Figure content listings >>
## START

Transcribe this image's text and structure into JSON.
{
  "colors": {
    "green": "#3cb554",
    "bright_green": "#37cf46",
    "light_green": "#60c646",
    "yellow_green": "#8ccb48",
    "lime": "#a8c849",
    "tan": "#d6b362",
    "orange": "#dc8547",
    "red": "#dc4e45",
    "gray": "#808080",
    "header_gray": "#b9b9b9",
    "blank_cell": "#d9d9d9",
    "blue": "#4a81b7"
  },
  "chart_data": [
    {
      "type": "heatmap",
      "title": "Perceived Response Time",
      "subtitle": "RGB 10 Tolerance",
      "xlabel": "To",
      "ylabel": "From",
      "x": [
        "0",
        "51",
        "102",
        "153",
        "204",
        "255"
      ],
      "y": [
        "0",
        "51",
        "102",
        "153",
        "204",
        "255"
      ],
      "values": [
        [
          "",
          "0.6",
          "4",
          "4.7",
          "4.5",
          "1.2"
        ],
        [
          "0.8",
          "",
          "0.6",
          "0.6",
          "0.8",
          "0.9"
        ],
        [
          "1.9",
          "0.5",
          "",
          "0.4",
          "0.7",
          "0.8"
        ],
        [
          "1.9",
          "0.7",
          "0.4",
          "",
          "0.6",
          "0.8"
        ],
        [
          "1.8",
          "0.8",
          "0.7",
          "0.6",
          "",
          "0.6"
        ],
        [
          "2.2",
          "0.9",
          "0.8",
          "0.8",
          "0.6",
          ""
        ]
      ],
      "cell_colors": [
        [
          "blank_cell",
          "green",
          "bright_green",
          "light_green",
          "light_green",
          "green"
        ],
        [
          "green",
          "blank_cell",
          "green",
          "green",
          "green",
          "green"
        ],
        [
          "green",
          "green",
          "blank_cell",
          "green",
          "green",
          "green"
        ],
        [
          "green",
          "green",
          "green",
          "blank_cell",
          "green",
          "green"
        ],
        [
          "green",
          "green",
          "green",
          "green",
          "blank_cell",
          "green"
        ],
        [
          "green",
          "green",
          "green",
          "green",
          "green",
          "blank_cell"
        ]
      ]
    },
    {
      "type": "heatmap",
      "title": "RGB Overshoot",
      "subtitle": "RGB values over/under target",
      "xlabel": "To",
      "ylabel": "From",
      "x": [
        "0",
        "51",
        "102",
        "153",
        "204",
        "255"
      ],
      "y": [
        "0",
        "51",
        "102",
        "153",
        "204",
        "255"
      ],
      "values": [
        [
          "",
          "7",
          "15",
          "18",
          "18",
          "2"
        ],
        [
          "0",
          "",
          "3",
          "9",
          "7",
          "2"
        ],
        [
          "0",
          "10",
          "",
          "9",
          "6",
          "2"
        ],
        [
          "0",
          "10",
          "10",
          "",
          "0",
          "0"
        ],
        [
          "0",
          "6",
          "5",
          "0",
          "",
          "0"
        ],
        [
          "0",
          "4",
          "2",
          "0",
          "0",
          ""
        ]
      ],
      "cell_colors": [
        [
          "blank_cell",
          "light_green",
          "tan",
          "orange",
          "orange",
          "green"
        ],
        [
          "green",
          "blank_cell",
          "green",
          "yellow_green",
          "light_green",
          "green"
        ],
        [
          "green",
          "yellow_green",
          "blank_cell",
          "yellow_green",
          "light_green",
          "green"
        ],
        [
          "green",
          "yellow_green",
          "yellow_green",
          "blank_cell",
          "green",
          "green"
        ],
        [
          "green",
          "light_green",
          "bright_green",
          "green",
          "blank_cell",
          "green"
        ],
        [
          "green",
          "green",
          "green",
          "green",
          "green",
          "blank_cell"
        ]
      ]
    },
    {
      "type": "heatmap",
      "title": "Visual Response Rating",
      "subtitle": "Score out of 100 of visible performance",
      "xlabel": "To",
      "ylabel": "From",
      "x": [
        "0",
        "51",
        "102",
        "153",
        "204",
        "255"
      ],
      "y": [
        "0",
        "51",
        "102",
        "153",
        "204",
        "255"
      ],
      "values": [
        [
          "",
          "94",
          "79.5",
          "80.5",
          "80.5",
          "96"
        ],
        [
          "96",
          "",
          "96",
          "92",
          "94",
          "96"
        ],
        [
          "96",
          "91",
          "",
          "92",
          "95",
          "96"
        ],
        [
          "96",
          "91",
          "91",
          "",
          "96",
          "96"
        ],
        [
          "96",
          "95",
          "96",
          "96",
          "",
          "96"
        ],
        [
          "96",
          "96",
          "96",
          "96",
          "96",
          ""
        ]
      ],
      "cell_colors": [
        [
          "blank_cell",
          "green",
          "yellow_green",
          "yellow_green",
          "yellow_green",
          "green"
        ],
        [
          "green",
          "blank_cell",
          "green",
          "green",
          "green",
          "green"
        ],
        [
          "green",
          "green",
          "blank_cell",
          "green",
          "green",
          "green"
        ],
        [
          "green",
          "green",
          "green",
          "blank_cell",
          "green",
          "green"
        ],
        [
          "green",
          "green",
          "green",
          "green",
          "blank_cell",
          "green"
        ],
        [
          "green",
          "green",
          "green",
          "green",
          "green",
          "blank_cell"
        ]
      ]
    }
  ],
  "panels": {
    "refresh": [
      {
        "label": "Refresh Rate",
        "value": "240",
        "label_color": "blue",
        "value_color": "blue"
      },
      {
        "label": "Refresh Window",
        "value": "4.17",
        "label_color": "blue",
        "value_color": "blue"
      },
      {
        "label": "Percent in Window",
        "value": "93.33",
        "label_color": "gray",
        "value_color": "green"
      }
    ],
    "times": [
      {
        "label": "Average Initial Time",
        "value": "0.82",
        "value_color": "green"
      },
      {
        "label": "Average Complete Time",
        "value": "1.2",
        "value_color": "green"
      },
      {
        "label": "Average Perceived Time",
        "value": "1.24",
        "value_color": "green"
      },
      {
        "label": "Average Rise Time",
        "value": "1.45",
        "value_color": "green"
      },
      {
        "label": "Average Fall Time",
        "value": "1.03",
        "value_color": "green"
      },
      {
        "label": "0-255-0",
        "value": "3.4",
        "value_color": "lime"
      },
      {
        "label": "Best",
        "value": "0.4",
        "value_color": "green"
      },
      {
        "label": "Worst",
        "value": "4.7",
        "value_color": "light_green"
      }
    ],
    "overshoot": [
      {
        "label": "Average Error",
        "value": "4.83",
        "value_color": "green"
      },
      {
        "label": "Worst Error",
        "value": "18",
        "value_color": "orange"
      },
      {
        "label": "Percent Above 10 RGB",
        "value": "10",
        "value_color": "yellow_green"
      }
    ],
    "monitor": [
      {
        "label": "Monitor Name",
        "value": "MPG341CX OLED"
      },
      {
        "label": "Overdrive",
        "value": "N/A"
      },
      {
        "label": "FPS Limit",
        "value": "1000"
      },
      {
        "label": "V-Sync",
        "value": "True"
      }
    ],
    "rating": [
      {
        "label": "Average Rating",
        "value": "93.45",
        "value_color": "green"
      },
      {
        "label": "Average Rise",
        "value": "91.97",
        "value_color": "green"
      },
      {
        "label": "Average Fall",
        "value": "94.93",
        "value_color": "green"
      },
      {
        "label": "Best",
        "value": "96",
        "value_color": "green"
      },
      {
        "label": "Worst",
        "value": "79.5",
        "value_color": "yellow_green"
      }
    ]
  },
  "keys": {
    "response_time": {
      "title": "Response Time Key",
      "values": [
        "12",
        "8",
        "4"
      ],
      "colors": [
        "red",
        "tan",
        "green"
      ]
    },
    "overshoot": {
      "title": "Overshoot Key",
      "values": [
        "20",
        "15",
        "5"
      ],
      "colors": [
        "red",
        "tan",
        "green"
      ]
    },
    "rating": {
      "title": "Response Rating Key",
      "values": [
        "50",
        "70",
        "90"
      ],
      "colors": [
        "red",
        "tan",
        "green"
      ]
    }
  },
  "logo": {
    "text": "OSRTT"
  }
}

## END

Exercise goal >>
Search the listing for the word "text" and return each line that holds it.

The output >>
Transcribe this image's text and structure into JSON.
    "text": "OSRTT"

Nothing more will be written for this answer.